(Task material Opens)

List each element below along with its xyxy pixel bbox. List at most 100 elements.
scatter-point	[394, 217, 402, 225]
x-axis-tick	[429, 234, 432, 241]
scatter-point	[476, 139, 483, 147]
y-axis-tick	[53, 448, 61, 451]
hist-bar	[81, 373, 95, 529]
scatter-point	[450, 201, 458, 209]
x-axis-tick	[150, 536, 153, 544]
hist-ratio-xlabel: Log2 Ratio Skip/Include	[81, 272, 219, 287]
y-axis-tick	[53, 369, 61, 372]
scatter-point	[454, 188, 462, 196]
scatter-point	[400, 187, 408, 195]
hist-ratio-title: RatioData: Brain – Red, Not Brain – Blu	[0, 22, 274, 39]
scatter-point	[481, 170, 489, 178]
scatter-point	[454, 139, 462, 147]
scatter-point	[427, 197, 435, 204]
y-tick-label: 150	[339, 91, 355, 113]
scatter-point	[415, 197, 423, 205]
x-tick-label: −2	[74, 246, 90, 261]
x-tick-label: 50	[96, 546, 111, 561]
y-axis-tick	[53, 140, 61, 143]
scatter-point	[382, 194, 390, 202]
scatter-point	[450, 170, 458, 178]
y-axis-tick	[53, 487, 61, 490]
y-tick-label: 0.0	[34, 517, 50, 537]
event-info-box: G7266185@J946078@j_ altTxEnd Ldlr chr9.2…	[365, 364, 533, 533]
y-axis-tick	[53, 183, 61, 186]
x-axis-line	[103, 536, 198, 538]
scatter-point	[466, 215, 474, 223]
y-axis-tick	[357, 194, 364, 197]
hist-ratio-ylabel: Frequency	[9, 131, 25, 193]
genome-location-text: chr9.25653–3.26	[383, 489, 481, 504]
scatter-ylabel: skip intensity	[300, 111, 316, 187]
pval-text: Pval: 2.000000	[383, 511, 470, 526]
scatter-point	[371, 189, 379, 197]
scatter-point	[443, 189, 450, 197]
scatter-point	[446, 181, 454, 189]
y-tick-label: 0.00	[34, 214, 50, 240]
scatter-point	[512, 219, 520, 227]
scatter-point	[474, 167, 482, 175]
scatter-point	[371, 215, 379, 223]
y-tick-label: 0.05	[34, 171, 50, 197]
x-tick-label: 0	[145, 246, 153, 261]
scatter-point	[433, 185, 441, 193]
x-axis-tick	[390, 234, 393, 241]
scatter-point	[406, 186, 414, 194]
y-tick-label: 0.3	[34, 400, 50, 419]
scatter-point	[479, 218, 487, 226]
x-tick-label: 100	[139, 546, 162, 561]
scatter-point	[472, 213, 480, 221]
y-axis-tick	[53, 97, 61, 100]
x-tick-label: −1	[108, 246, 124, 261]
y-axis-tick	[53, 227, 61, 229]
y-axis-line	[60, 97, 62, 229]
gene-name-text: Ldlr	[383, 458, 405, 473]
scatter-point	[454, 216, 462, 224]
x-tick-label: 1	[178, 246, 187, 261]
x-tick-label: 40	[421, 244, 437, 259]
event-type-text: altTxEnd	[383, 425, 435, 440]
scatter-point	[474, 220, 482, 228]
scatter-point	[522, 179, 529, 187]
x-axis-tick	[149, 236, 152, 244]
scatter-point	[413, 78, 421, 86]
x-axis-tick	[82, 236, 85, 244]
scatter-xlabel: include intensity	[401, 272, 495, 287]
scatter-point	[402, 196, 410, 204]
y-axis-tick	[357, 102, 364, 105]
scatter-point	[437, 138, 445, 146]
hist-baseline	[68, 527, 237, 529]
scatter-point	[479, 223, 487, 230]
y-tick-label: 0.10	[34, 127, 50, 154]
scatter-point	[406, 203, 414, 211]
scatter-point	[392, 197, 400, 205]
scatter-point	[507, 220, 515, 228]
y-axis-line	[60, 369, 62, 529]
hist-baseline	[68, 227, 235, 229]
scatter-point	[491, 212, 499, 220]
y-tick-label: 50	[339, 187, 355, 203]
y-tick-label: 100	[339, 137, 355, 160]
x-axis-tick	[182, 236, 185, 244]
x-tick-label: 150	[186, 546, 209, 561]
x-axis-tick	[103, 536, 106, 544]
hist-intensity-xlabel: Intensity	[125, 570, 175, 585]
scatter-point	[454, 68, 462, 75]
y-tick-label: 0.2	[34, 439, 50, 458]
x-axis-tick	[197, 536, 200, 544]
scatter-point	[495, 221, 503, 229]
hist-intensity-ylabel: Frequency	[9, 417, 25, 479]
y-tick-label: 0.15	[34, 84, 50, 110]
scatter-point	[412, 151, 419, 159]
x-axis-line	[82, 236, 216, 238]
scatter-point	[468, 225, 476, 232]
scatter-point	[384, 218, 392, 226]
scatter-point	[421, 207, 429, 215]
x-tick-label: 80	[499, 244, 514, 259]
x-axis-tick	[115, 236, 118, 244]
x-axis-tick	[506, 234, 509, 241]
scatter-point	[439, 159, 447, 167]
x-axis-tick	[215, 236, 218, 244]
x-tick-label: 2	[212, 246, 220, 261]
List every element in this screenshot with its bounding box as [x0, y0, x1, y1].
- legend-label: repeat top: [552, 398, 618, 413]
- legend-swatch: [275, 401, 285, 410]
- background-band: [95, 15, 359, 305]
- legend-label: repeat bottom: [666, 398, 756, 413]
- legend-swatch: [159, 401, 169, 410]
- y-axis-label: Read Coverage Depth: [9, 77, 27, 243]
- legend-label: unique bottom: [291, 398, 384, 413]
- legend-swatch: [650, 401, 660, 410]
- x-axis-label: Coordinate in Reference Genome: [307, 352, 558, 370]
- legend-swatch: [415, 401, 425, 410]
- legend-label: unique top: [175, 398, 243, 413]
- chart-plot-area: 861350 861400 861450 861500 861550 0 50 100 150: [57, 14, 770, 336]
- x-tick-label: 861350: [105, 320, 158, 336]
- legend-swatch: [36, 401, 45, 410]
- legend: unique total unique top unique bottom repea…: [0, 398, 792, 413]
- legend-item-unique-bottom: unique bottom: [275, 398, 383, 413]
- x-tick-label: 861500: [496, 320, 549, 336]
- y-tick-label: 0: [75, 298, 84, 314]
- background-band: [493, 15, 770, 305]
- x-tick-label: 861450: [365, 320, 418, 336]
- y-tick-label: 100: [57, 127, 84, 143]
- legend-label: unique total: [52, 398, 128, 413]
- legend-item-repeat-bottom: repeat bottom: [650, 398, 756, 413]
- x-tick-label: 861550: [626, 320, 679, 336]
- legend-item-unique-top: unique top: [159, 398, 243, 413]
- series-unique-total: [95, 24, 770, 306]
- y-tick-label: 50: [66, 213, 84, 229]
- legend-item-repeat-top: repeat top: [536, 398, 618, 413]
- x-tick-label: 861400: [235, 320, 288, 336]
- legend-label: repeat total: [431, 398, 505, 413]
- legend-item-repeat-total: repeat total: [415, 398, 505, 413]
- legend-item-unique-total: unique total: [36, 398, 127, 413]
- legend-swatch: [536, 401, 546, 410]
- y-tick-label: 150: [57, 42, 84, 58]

(Task material Closes)

# Problem to solve:
If the string "background" is in a line of the entries, pick that line out.

# Answer for the task:
- background-band: [95, 15, 359, 305]
- background-band: [493, 15, 770, 305]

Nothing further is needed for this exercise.